== INFORMATION PROVIDED ==
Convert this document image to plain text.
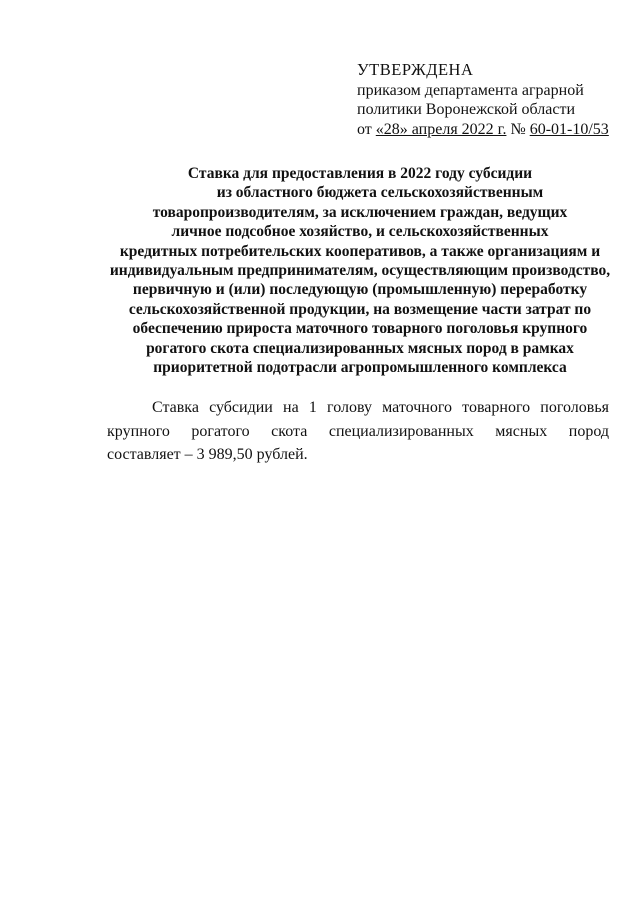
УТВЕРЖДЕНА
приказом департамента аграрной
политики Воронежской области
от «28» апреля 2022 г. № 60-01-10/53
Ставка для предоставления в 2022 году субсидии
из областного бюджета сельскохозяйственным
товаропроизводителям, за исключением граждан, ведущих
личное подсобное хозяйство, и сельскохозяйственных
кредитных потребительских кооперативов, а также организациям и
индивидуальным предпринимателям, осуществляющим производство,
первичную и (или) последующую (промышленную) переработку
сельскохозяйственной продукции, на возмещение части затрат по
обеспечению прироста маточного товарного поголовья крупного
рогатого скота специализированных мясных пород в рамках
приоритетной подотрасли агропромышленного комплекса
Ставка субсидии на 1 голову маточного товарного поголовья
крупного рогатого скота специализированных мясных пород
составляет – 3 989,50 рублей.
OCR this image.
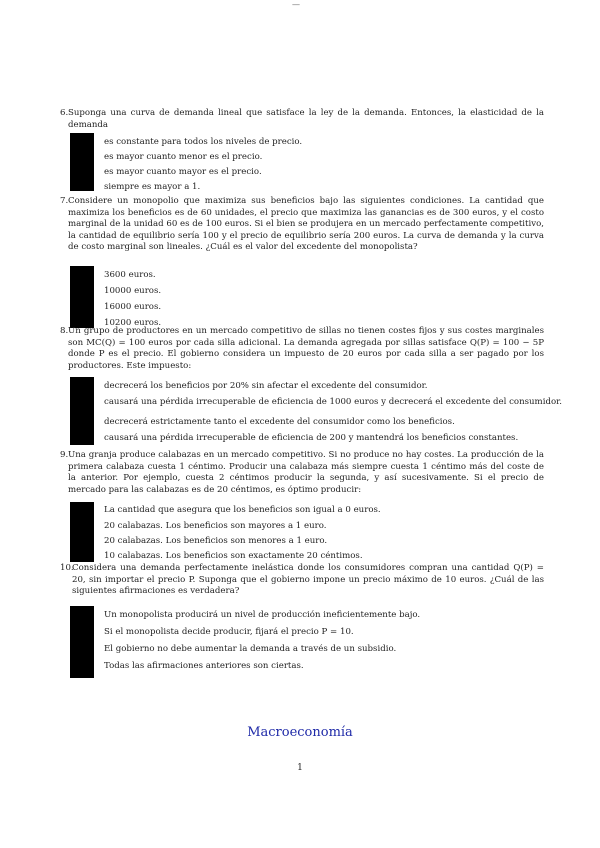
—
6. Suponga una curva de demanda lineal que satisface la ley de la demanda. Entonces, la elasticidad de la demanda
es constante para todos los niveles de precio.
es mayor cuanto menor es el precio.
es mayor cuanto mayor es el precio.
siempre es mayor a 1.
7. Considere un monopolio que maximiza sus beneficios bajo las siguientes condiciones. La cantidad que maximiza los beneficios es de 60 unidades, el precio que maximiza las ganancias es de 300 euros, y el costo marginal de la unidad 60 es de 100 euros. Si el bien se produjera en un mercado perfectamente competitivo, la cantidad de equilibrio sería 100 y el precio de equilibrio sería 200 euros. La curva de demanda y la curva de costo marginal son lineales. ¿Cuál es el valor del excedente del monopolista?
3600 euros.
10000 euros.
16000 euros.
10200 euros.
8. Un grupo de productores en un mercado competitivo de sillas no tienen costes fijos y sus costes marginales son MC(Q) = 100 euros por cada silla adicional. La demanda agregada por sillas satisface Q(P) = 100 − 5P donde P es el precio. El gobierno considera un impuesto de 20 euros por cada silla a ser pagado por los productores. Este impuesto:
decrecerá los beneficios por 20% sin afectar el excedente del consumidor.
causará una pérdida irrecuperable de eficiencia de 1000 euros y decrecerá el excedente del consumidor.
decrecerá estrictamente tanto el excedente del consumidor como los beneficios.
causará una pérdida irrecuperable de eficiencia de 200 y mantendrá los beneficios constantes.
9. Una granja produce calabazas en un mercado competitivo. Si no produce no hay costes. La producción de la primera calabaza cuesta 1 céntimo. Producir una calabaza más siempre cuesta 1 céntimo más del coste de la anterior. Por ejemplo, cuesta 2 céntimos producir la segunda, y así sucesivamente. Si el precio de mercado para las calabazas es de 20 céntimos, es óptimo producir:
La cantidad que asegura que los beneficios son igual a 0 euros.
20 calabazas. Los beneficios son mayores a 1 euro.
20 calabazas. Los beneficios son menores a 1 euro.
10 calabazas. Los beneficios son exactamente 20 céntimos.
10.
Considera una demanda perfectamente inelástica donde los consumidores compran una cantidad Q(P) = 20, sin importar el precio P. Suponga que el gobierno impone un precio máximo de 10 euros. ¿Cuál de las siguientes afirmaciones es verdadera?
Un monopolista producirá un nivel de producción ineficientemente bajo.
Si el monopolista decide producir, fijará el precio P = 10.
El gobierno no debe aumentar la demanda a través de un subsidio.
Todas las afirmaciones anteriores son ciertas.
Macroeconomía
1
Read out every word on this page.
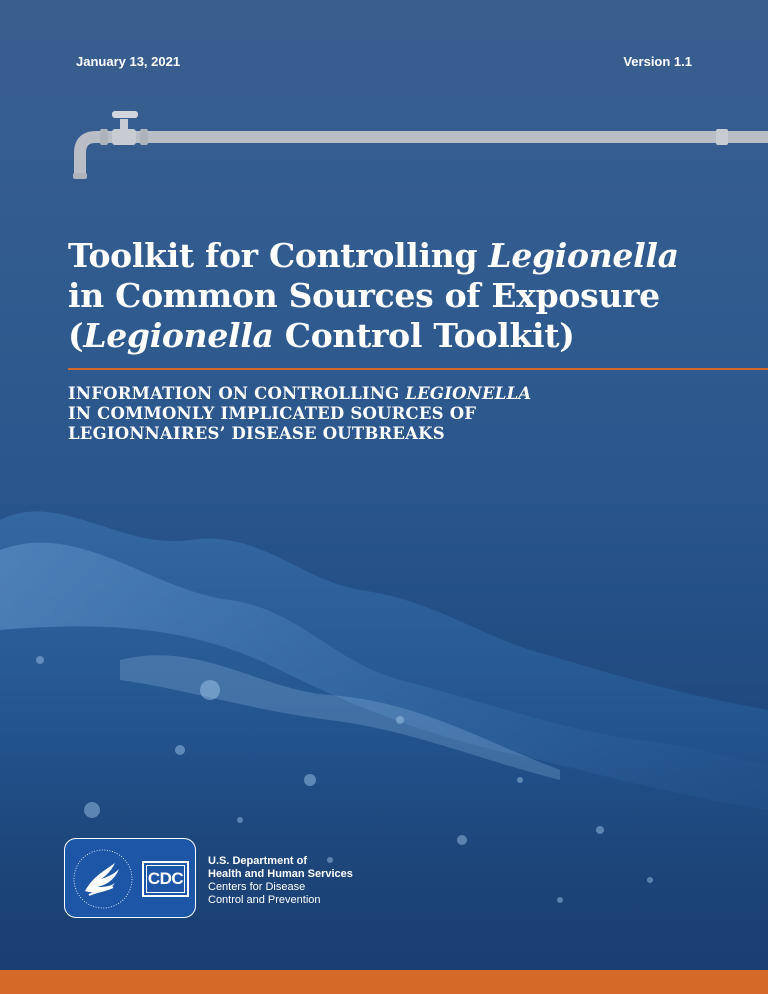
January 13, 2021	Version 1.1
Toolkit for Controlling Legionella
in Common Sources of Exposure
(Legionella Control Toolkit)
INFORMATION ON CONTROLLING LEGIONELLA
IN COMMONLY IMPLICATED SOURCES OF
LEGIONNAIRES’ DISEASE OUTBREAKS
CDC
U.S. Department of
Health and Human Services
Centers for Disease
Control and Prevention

== WHAT TO WORK ON ==
Find every line that has "siempre" in it, then return those lines.

== CORRECT ANSWER ==
siempre es mayor a 1.
9. Una granja produce calabazas en un mercado competitivo. Si no produce no hay costes. La producción de la primera calabaza cuesta 1 céntimo. Producir una calabaza más siempre cuesta 1 céntimo más del coste de la anterior. Por ejemplo, cuesta 2 céntimos producir la segunda, y así sucesivamente. Si el precio de mercado para las calabazas es de 20 céntimos, es óptimo producir:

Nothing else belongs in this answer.